THE REQUEST => Using the material that follows, identify and copy each line with the string "Forward".

Figure contents as structured data
--------

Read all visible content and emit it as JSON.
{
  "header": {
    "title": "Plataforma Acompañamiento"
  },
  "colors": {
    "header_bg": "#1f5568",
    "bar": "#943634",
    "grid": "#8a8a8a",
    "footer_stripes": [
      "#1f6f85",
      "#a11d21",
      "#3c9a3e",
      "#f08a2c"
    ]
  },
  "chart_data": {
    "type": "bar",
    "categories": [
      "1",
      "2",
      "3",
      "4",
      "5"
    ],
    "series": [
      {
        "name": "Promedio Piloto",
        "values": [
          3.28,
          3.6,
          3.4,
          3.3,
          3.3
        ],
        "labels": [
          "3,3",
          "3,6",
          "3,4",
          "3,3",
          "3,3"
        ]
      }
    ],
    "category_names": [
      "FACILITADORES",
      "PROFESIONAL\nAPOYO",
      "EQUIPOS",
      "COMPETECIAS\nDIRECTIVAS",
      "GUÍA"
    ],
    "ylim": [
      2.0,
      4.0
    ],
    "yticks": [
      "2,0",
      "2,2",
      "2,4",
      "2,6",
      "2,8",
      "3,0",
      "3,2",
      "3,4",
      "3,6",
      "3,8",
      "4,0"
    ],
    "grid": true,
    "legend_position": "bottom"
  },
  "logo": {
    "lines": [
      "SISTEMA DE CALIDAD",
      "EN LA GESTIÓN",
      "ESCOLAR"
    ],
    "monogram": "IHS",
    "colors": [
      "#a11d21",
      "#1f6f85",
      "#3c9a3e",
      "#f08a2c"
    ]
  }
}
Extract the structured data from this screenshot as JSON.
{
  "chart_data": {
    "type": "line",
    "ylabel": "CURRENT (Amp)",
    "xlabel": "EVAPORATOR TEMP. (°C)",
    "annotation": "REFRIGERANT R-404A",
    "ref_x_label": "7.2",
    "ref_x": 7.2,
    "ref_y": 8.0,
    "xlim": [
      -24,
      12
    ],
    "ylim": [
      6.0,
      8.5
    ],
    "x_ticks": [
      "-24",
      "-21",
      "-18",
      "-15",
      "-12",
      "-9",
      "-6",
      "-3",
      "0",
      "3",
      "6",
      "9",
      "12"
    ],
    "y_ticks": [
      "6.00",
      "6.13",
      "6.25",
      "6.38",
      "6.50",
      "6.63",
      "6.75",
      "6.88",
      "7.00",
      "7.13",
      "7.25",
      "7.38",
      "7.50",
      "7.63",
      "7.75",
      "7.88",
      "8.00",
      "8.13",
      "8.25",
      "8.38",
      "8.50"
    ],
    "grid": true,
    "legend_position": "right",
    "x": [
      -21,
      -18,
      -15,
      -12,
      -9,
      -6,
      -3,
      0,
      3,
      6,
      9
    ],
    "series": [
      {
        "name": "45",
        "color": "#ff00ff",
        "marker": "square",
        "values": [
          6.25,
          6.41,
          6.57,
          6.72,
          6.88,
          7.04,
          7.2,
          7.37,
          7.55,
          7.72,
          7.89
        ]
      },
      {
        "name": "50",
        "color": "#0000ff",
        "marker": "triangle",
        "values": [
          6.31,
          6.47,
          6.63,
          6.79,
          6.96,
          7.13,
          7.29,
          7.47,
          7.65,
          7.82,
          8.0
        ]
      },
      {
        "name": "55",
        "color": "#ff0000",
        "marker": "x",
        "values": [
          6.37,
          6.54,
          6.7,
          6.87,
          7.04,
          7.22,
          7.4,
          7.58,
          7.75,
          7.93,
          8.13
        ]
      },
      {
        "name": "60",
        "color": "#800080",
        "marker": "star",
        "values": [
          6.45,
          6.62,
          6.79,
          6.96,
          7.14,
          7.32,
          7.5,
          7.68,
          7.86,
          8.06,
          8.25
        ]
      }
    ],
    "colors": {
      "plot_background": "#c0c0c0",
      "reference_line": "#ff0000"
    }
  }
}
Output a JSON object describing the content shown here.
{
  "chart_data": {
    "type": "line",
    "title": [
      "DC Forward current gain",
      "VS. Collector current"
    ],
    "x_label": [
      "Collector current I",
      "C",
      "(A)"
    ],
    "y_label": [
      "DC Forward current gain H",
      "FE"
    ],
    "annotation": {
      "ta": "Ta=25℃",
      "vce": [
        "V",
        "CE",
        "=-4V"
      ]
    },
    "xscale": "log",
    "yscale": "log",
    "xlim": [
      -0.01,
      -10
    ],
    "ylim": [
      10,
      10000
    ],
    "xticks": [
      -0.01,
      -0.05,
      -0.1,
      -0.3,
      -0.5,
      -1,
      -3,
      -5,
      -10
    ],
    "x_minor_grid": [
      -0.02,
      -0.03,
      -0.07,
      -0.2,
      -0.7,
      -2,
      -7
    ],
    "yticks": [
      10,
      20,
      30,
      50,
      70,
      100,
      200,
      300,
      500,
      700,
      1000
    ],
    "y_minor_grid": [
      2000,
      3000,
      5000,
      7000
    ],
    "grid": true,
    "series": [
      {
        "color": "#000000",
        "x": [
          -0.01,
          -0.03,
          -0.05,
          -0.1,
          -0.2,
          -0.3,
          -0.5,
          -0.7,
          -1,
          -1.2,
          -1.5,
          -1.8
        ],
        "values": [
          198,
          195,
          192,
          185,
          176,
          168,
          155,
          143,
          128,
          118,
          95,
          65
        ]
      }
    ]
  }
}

--------

FINISHED ANSWER =>
      "DC Forward current gain",
      "DC Forward current gain H",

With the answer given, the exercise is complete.